__Stated goal__: Drop the pictures and extract exactly the lines from the one that contains "Read this page and output its text content." through the end of the material.

****

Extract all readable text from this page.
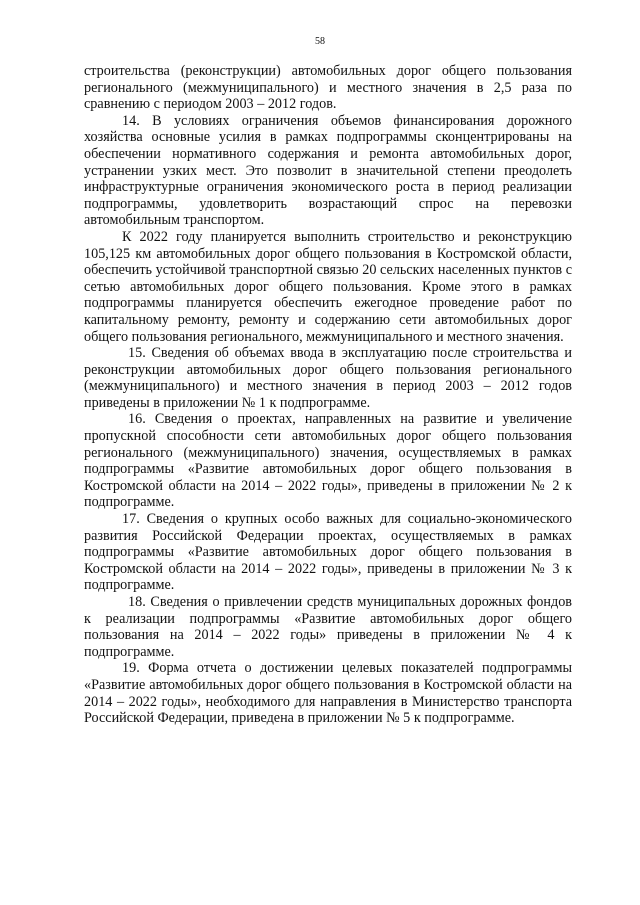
58

строительства (реконструкции) автомобильных дорог общего пользования регионального (межмуниципального) и местного значения в 2,5 раза по сравнению с периодом 2003 – 2012 годов.

14. В условиях ограничения объемов финансирования дорожного хозяйства основные усилия в рамках подпрограммы сконцентрированы на обеспечении нормативного содержания и ремонта автомобильных дорог, устранении узких мест. Это позволит в значительной степени преодолеть инфраструктурные ограничения экономического роста в период реализации подпрограммы, удовлетворить возрастающий спрос на перевозки автомобильным транспортом.

К 2022 году планируется выполнить строительство и реконструкцию 105,125 км автомобильных дорог общего пользования в Костромской области, обеспечить устойчивой транспортной связью 20 сельских населенных пунктов с сетью автомобильных дорог общего пользования. Кроме этого в рамках подпрограммы планируется обеспечить ежегодное проведение работ по капитальному ремонту, ремонту и содержанию сети автомобильных дорог общего пользования регионального, межмуниципального и местного значения.

15. Сведения об объемах ввода в эксплуатацию после строительства и реконструкции автомобильных дорог общего пользования регионального (межмуниципального) и местного значения в период 2003 – 2012 годов приведены в приложении № 1 к подпрограмме.

16. Сведения о проектах, направленных на развитие и увеличение пропускной способности сети автомобильных дорог общего пользования регионального (межмуниципального) значения, осуществляемых в рамках подпрограммы «Развитие автомобильных дорог общего пользования в Костромской области на 2014 – 2022 годы», приведены в приложении № 2 к подпрограмме.

17. Сведения о крупных особо важных для социально-экономического развития Российской Федерации проектах, осуществляемых в рамках подпрограммы «Развитие автомобильных дорог общего пользования в Костромской области на 2014 – 2022 годы», приведены в приложении № 3 к подпрограмме.

18. Сведения о привлечении средств муниципальных дорожных фондов к реализации подпрограммы «Развитие автомобильных дорог общего пользования на 2014 – 2022 годы» приведены в приложении № 4 к подпрограмме.

19. Форма отчета о достижении целевых показателей подпрограммы «Развитие автомобильных дорог общего пользования в Костромской области на 2014 – 2022 годы», необходимого для направления в Министерство транспорта Российской Федерации, приведена в приложении № 5 к подпрограмме.
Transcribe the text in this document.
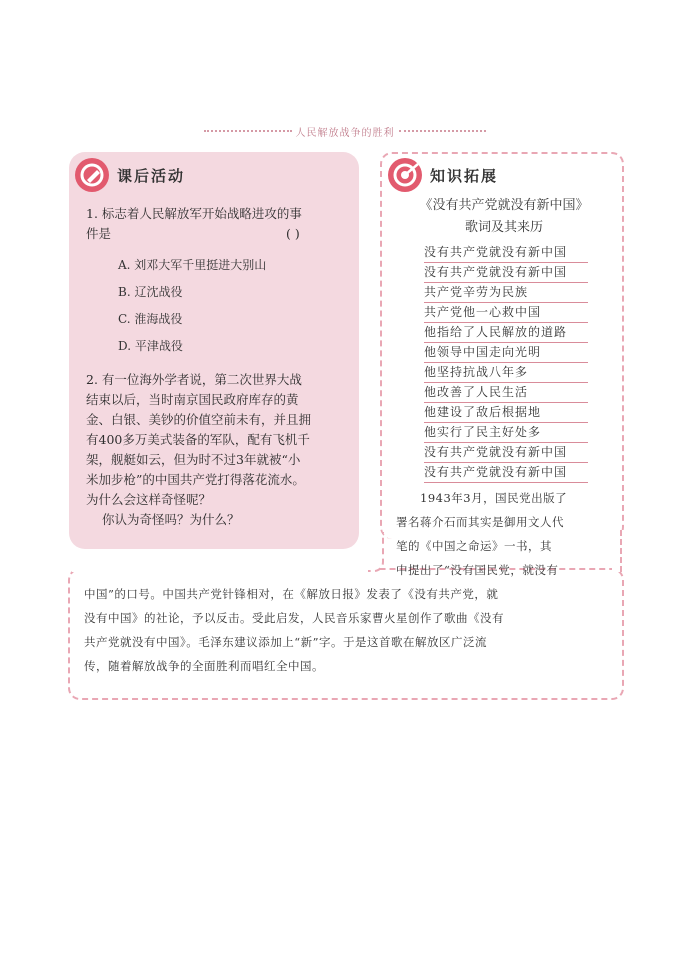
人民解放战争的胜利
课后活动
1. 标志着人民解放军开始战略进攻的事
件是	( )
A. 刘邓大军千里挺进大别山
B. 辽沈战役
C. 淮海战役
D. 平津战役
2. 有一位海外学者说，第二次世界大战
结束以后，当时南京国民政府库存的黄
金、白银、美钞的价值空前未有，并且拥
有400多万美式装备的军队，配有飞机千
架，舰艇如云，但为时不过3年就被“小
米加步枪”的中国共产党打得落花流水。
为什么会这样奇怪呢？
你认为奇怪吗？为什么？
知识拓展
《没有共产党就没有新中国》
歌词及其来历
没有共产党就没有新中国
没有共产党就没有新中国
共产党辛劳为民族
共产党他一心救中国
他指给了人民解放的道路
他领导中国走向光明
他坚持抗战八年多
他改善了人民生活
他建设了敌后根据地
他实行了民主好处多
没有共产党就没有新中国
没有共产党就没有新中国
1943年3月，国民党出版了
署名蒋介石而其实是御用文人代
笔的《中国之命运》一书，其
中提出了“没有国民党，就没有
中国”的口号。中国共产党针锋相对，在《解放日报》发表了《没有共产党，就
没有中国》的社论，予以反击。受此启发，人民音乐家曹火星创作了歌曲《没有
共产党就没有中国》。毛泽东建议添加上“新”字。于是这首歌在解放区广泛流
传，随着解放战争的全面胜利而唱红全中国。
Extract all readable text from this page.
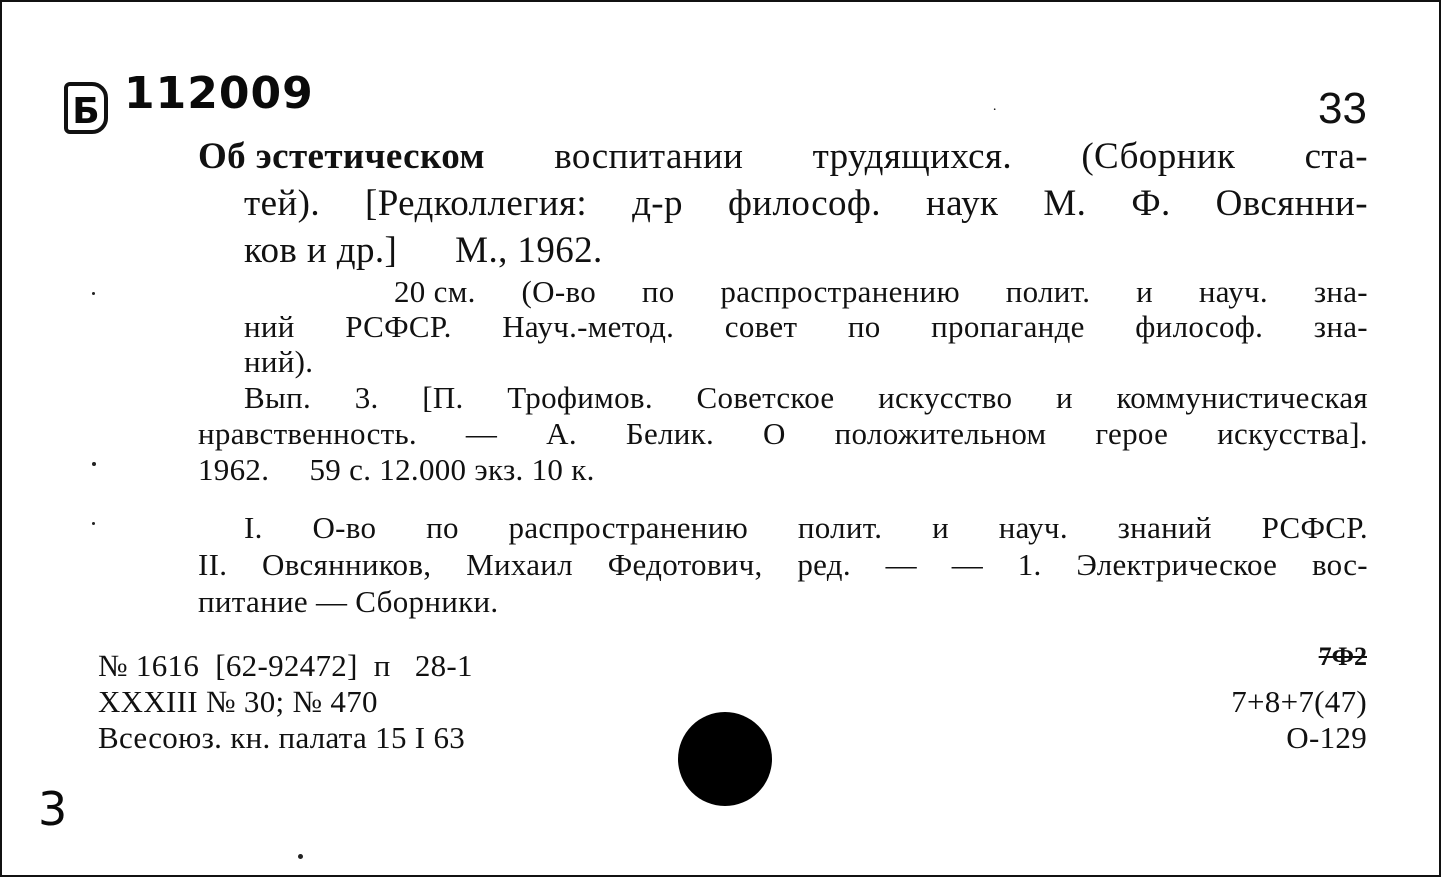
Б 112009	33
˙
Об эстетическом воспитании трудящихся. (Сборник ста-
тей). [Редколлегия: д-р философ. наук М. Ф. Овсянни-
ков и др.]      М., 1962.
20 см. (О-во по распространению полит. и науч. зна-
ний РСФСР. Науч.-метод. совет по пропаганде философ. зна-
ний).
Вып. 3. [П. Трофимов. Советское искусство и коммунистическая
нравственность. — А. Белик. О положительном герое искусства].
1962.     59 с. 12.000 экз. 10 к.
I. О-во по распространению полит. и науч. знаний РСФСР.
II. Овсянников, Михаил Федотович, ред. — — 1. Электрическое вос-
питание — Сборники.
№ 1616  [62-92472]  п   28-1
XXXIII № 30; № 470
Всесоюз. кн. палата 15 I 63
7Ф2
7+8+7(47)
О-129
3
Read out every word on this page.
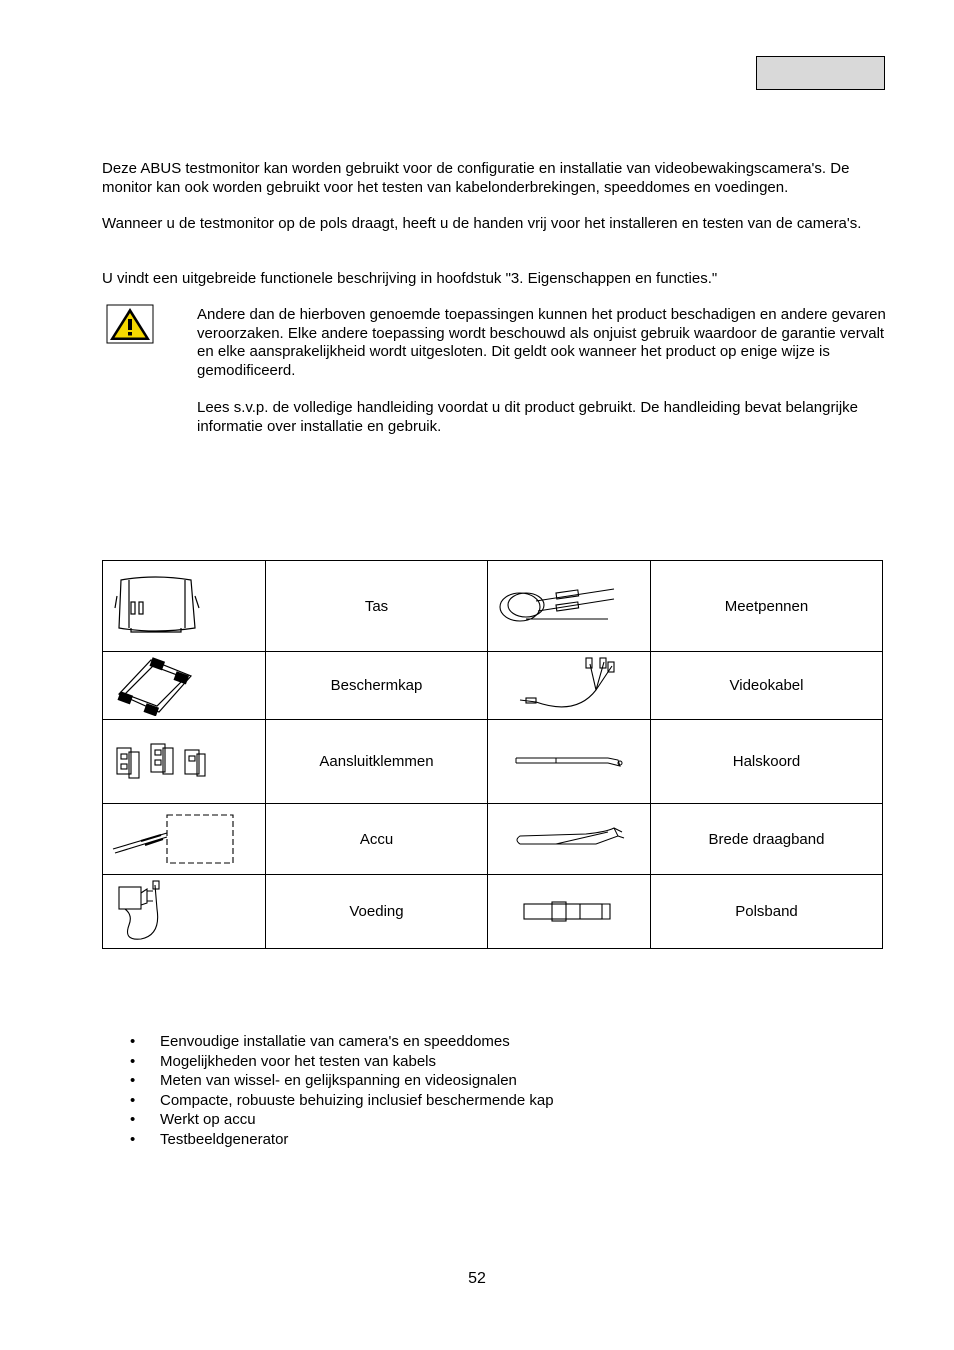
Deze ABUS testmonitor kan worden gebruikt voor de configuratie en installatie van videobewakingscamera's. De monitor kan ook worden gebruikt voor het testen van kabelonderbrekingen, speeddomes en voedingen.

Wanneer u de testmonitor op de pols draagt, heeft u de handen vrij voor het installeren en testen van de camera's.

U vindt een uitgebreide functionele beschrijving in hoofdstuk "3. Eigenschappen en functies."

Andere dan de hierboven genoemde toepassingen kunnen het product beschadigen en andere gevaren veroorzaken. Elke andere toepassing wordt beschouwd als onjuist gebruik waardoor de garantie vervalt en elke aansprakelijkheid wordt uitgesloten. Dit geldt ook wanneer het product op enige wijze is gemodificeerd.

Lees s.v.p. de volledige handleiding voordat u dit product gebruikt. De handleiding bevat belangrijke informatie over installatie en gebruik.

	Tas		Meetpennen

	Beschermkap		Videokabel

	Aansluitklemmen		Halskoord

	Accu		Brede draagband

	Voeding		Polsband
• Eenvoudige installatie van camera's en speeddomes
• Mogelijkheden voor het testen van kabels
• Meten van wissel- en gelijkspanning en videosignalen
• Compacte, robuuste behuizing inclusief beschermende kap
• Werkt op accu
• Testbeeldgenerator
52
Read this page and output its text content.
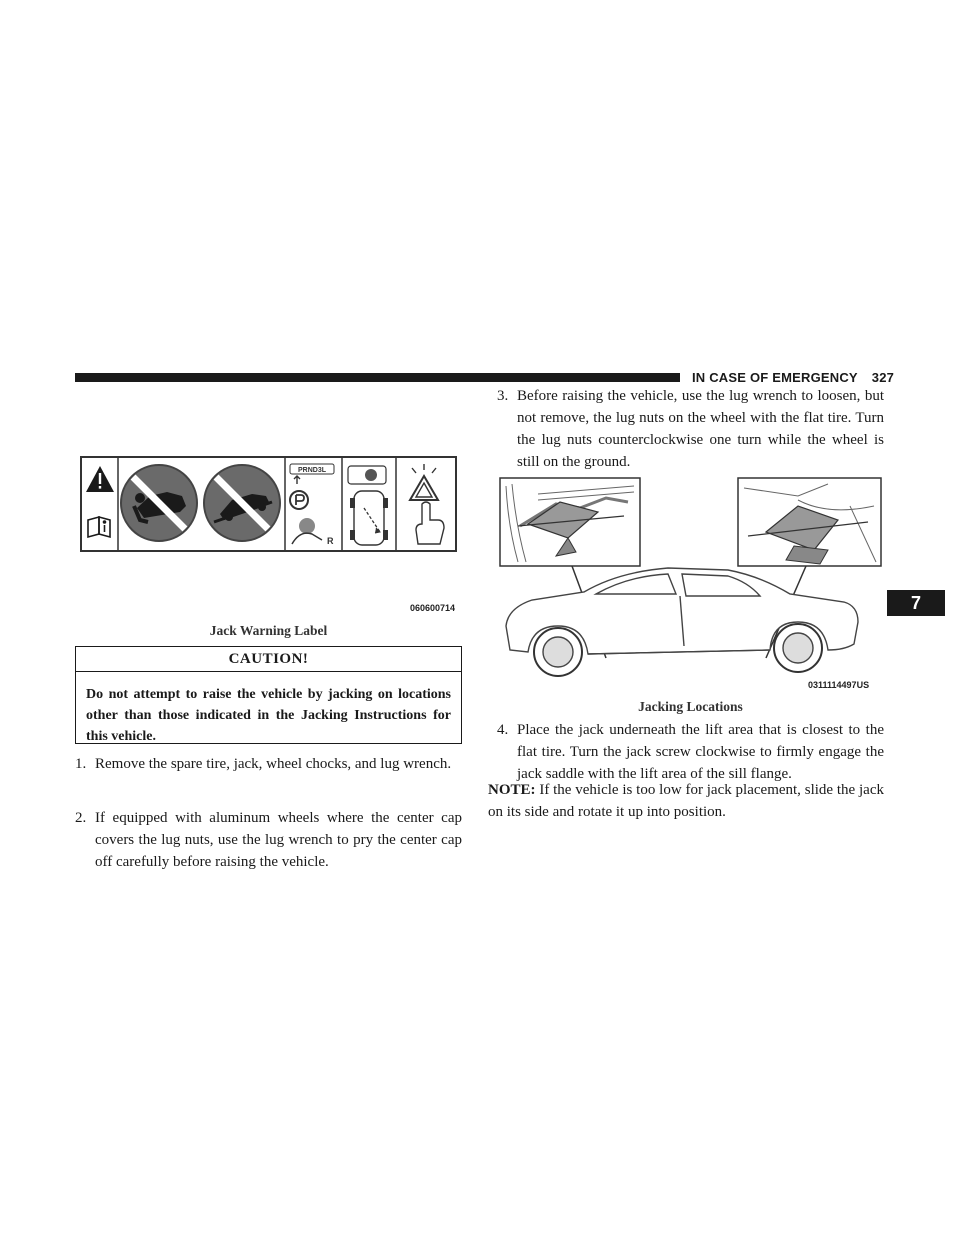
IN CASE OF EMERGENCY 327
7
PRND3L
R
060600714
Jack Warning Label
CAUTION!
Do not attempt to raise the vehicle by jacking on locations other than those indicated in the Jacking Instructions for this vehicle.
1. Remove the spare tire, jack, wheel chocks, and lug wrench.
2. If equipped with aluminum wheels where the center cap covers the lug nuts, use the lug wrench to pry the center cap off carefully before raising the vehicle.
3. Before raising the vehicle, use the lug wrench to loosen, but not remove, the lug nuts on the wheel with the flat tire. Turn the lug nuts counterclockwise one turn while the wheel is still on the ground.
0311114497US
Jacking Locations
4. Place the jack underneath the lift area that is closest to the flat tire. Turn the jack screw clockwise to firmly engage the jack saddle with the lift area of the sill flange.
NOTE: If the vehicle is too low for jack placement, slide the jack on its side and rotate it up into position.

****

__Result of this exercise__:
Read this page and output its text content.
IN CASE OF EMERGENCY 327
7
PRND3L
R
060600714
Jack Warning Label
CAUTION!
Do not attempt to raise the vehicle by jacking on locations other than those indicated in the Jacking Instructions for this vehicle.
1. Remove the spare tire, jack, wheel chocks, and lug wrench.
2. If equipped with aluminum wheels where the center cap covers the lug nuts, use the lug wrench to pry the center cap off carefully before raising the vehicle.
3. Before raising the vehicle, use the lug wrench to loosen, but not remove, the lug nuts on the wheel with the flat tire. Turn the lug nuts counterclockwise one turn while the wheel is still on the ground.
0311114497US
Jacking Locations
4. Place the jack underneath the lift area that is closest to the flat tire. Turn the jack screw clockwise to firmly engage the jack saddle with the lift area of the sill flange.
NOTE: If the vehicle is too low for jack placement, slide the jack on its side and rotate it up into position.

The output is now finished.